#### Exercise details
Transcribe all the entries word for word, skipping the pictures.

-- START Supplied records --

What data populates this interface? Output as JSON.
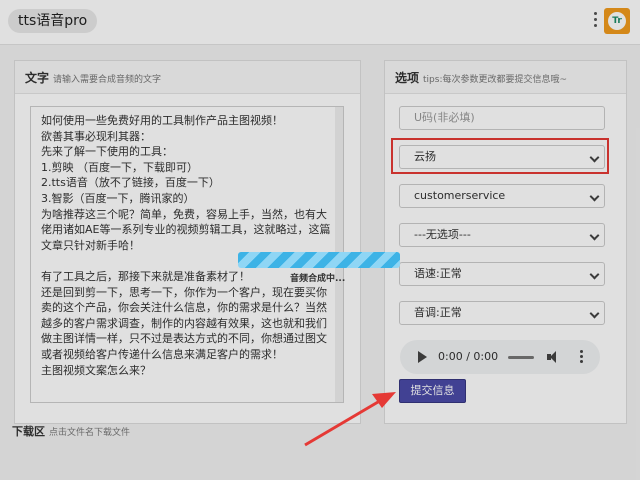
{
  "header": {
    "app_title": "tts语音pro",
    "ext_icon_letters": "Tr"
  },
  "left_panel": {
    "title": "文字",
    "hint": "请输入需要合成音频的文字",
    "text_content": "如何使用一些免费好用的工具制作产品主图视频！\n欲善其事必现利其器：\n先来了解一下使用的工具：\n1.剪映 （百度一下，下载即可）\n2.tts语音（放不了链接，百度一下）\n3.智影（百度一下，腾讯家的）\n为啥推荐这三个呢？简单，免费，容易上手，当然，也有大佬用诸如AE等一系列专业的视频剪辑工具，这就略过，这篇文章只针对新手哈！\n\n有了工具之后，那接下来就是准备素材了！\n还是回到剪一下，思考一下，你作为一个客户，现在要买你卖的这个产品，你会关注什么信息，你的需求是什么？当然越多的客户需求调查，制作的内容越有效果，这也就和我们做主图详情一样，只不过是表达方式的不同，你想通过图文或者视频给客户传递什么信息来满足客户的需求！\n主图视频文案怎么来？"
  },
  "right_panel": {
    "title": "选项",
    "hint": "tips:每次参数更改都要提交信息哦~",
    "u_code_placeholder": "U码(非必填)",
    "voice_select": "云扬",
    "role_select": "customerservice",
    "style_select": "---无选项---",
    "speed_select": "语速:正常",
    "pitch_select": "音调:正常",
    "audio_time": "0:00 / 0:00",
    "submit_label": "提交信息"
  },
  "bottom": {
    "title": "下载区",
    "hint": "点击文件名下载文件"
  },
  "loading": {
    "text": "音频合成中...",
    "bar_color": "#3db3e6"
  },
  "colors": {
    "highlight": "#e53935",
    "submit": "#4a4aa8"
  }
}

-- END Supplied records --

#### Answer below
What data populates this interface? Output as JSON.
{
  "header": {
    "app_title": "tts语音pro",
    "ext_icon_letters": "Tr"
  },
  "left_panel": {
    "title": "文字",
    "hint": "请输入需要合成音频的文字",
    "text_content": "如何使用一些免费好用的工具制作产品主图视频！\n欲善其事必现利其器：\n先来了解一下使用的工具：\n1.剪映 （百度一下，下载即可）\n2.tts语音（放不了链接，百度一下）\n3.智影（百度一下，腾讯家的）\n为啥推荐这三个呢？简单，免费，容易上手，当然，也有大佬用诸如AE等一系列专业的视频剪辑工具，这就略过，这篇文章只针对新手哈！\n\n有了工具之后，那接下来就是准备素材了！\n还是回到剪一下，思考一下，你作为一个客户，现在要买你卖的这个产品，你会关注什么信息，你的需求是什么？当然越多的客户需求调查，制作的内容越有效果，这也就和我们做主图详情一样，只不过是表达方式的不同，你想通过图文或者视频给客户传递什么信息来满足客户的需求！\n主图视频文案怎么来？"
  },
  "right_panel": {
    "title": "选项",
    "hint": "tips:每次参数更改都要提交信息哦~",
    "u_code_placeholder": "U码(非必填)",
    "voice_select": "云扬",
    "role_select": "customerservice",
    "style_select": "---无选项---",
    "speed_select": "语速:正常",
    "pitch_select": "音调:正常",
    "audio_time": "0:00 / 0:00",
    "submit_label": "提交信息"
  },
  "bottom": {
    "title": "下载区",
    "hint": "点击文件名下载文件"
  },
  "loading": {
    "text": "音频合成中...",
    "bar_color": "#3db3e6"
  },
  "colors": {
    "highlight": "#e53935",
    "submit": "#4a4aa8"
  }
}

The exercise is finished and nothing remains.